Problem to work on: Every entry must be given again exactly.

Stored data:
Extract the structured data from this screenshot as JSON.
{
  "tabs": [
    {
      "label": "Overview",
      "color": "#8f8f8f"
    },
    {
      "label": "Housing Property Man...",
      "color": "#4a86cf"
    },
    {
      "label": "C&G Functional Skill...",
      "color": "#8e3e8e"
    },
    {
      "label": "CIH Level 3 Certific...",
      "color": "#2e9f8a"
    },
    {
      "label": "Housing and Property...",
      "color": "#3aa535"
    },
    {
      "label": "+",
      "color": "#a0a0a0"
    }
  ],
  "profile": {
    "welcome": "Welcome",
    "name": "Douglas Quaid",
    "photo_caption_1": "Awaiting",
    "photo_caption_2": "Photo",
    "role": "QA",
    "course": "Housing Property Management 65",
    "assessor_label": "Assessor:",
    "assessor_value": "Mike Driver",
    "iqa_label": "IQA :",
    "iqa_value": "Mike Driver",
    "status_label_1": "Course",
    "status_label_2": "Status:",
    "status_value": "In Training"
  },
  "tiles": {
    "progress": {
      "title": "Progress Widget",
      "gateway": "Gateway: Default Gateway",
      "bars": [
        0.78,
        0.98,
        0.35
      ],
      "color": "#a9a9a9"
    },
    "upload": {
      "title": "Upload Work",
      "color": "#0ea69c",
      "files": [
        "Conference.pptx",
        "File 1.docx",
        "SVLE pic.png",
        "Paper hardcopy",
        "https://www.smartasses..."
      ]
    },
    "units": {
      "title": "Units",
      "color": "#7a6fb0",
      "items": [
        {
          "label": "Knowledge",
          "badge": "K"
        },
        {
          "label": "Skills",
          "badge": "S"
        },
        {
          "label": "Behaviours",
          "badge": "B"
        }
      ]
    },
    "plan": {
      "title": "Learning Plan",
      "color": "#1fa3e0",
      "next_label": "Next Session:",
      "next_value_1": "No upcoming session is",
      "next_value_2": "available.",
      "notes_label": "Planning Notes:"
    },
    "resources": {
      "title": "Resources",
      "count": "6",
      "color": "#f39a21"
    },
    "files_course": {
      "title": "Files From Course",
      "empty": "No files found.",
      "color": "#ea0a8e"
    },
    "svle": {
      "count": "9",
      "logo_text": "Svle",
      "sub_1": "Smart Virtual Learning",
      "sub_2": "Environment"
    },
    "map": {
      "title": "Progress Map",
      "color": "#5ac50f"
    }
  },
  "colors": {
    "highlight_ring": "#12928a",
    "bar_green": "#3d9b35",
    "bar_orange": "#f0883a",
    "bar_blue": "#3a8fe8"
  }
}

Solution for this exercise:
Extract the structured data from this screenshot as JSON.
{
  "tabs": [
    {
      "label": "Overview",
      "color": "#8f8f8f"
    },
    {
      "label": "Housing Property Man...",
      "color": "#4a86cf"
    },
    {
      "label": "C&G Functional Skill...",
      "color": "#8e3e8e"
    },
    {
      "label": "CIH Level 3 Certific...",
      "color": "#2e9f8a"
    },
    {
      "label": "Housing and Property...",
      "color": "#3aa535"
    },
    {
      "label": "+",
      "color": "#a0a0a0"
    }
  ],
  "profile": {
    "welcome": "Welcome",
    "name": "Douglas Quaid",
    "photo_caption_1": "Awaiting",
    "photo_caption_2": "Photo",
    "role": "QA",
    "course": "Housing Property Management 65",
    "assessor_label": "Assessor:",
    "assessor_value": "Mike Driver",
    "iqa_label": "IQA :",
    "iqa_value": "Mike Driver",
    "status_label_1": "Course",
    "status_label_2": "Status:",
    "status_value": "In Training"
  },
  "tiles": {
    "progress": {
      "title": "Progress Widget",
      "gateway": "Gateway: Default Gateway",
      "bars": [
        0.78,
        0.98,
        0.35
      ],
      "color": "#a9a9a9"
    },
    "upload": {
      "title": "Upload Work",
      "color": "#0ea69c",
      "files": [
        "Conference.pptx",
        "File 1.docx",
        "SVLE pic.png",
        "Paper hardcopy",
        "https://www.smartasses..."
      ]
    },
    "units": {
      "title": "Units",
      "color": "#7a6fb0",
      "items": [
        {
          "label": "Knowledge",
          "badge": "K"
        },
        {
          "label": "Skills",
          "badge": "S"
        },
        {
          "label": "Behaviours",
          "badge": "B"
        }
      ]
    },
    "plan": {
      "title": "Learning Plan",
      "color": "#1fa3e0",
      "next_label": "Next Session:",
      "next_value_1": "No upcoming session is",
      "next_value_2": "available.",
      "notes_label": "Planning Notes:"
    },
    "resources": {
      "title": "Resources",
      "count": "6",
      "color": "#f39a21"
    },
    "files_course": {
      "title": "Files From Course",
      "empty": "No files found.",
      "color": "#ea0a8e"
    },
    "svle": {
      "count": "9",
      "logo_text": "Svle",
      "sub_1": "Smart Virtual Learning",
      "sub_2": "Environment"
    },
    "map": {
      "title": "Progress Map",
      "color": "#5ac50f"
    }
  },
  "colors": {
    "highlight_ring": "#12928a",
    "bar_green": "#3d9b35",
    "bar_orange": "#f0883a",
    "bar_blue": "#3a8fe8"
  }
}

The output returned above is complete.